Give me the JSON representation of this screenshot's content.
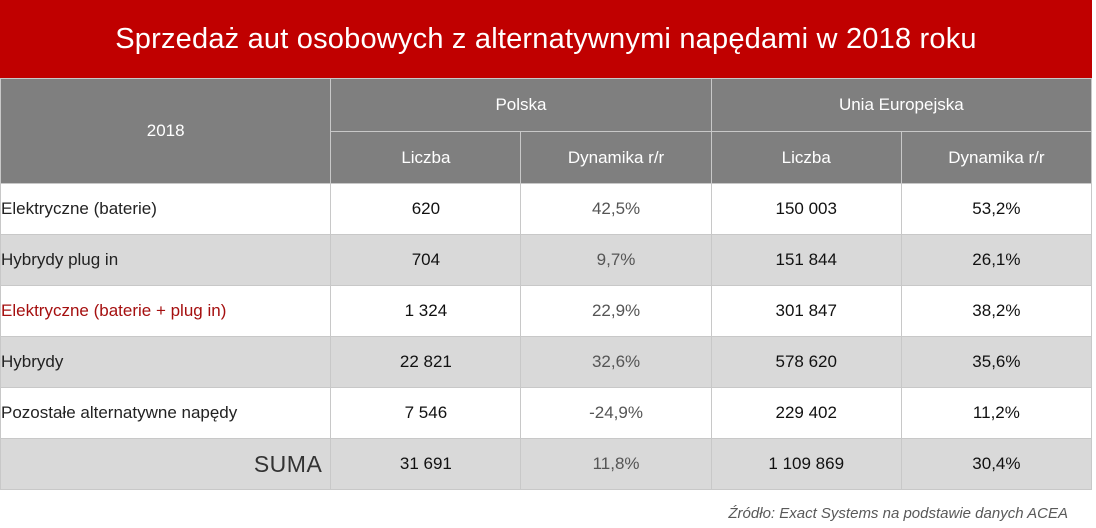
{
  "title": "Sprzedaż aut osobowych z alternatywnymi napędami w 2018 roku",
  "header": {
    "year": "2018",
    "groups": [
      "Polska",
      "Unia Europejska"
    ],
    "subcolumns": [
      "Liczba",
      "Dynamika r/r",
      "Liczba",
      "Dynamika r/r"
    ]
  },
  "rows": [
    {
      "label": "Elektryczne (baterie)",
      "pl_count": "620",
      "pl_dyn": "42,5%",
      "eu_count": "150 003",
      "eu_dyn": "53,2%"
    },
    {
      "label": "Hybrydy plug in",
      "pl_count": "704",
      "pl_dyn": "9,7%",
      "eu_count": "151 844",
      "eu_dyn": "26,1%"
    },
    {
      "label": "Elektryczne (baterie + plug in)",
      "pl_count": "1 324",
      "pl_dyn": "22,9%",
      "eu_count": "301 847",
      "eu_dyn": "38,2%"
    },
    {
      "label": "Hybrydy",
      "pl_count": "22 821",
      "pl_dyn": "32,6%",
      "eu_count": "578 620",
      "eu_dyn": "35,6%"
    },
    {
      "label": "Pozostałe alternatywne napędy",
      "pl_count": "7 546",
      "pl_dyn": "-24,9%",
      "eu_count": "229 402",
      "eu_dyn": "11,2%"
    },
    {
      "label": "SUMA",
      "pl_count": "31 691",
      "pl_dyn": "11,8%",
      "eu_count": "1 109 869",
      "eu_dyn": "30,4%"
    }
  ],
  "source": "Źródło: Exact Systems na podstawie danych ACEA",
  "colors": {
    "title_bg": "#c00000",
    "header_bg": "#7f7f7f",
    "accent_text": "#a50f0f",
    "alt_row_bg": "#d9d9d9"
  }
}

--------------------

The request — Quote the preceding listing precisely and completely, omitting its images.

Reply —
Give me the JSON representation of this screenshot's content.
{
  "title": "Sprzedaż aut osobowych z alternatywnymi napędami w 2018 roku",
  "header": {
    "year": "2018",
    "groups": [
      "Polska",
      "Unia Europejska"
    ],
    "subcolumns": [
      "Liczba",
      "Dynamika r/r",
      "Liczba",
      "Dynamika r/r"
    ]
  },
  "rows": [
    {
      "label": "Elektryczne (baterie)",
      "pl_count": "620",
      "pl_dyn": "42,5%",
      "eu_count": "150 003",
      "eu_dyn": "53,2%"
    },
    {
      "label": "Hybrydy plug in",
      "pl_count": "704",
      "pl_dyn": "9,7%",
      "eu_count": "151 844",
      "eu_dyn": "26,1%"
    },
    {
      "label": "Elektryczne (baterie + plug in)",
      "pl_count": "1 324",
      "pl_dyn": "22,9%",
      "eu_count": "301 847",
      "eu_dyn": "38,2%"
    },
    {
      "label": "Hybrydy",
      "pl_count": "22 821",
      "pl_dyn": "32,6%",
      "eu_count": "578 620",
      "eu_dyn": "35,6%"
    },
    {
      "label": "Pozostałe alternatywne napędy",
      "pl_count": "7 546",
      "pl_dyn": "-24,9%",
      "eu_count": "229 402",
      "eu_dyn": "11,2%"
    },
    {
      "label": "SUMA",
      "pl_count": "31 691",
      "pl_dyn": "11,8%",
      "eu_count": "1 109 869",
      "eu_dyn": "30,4%"
    }
  ],
  "source": "Źródło: Exact Systems na podstawie danych ACEA",
  "colors": {
    "title_bg": "#c00000",
    "header_bg": "#7f7f7f",
    "accent_text": "#a50f0f",
    "alt_row_bg": "#d9d9d9"
  }
}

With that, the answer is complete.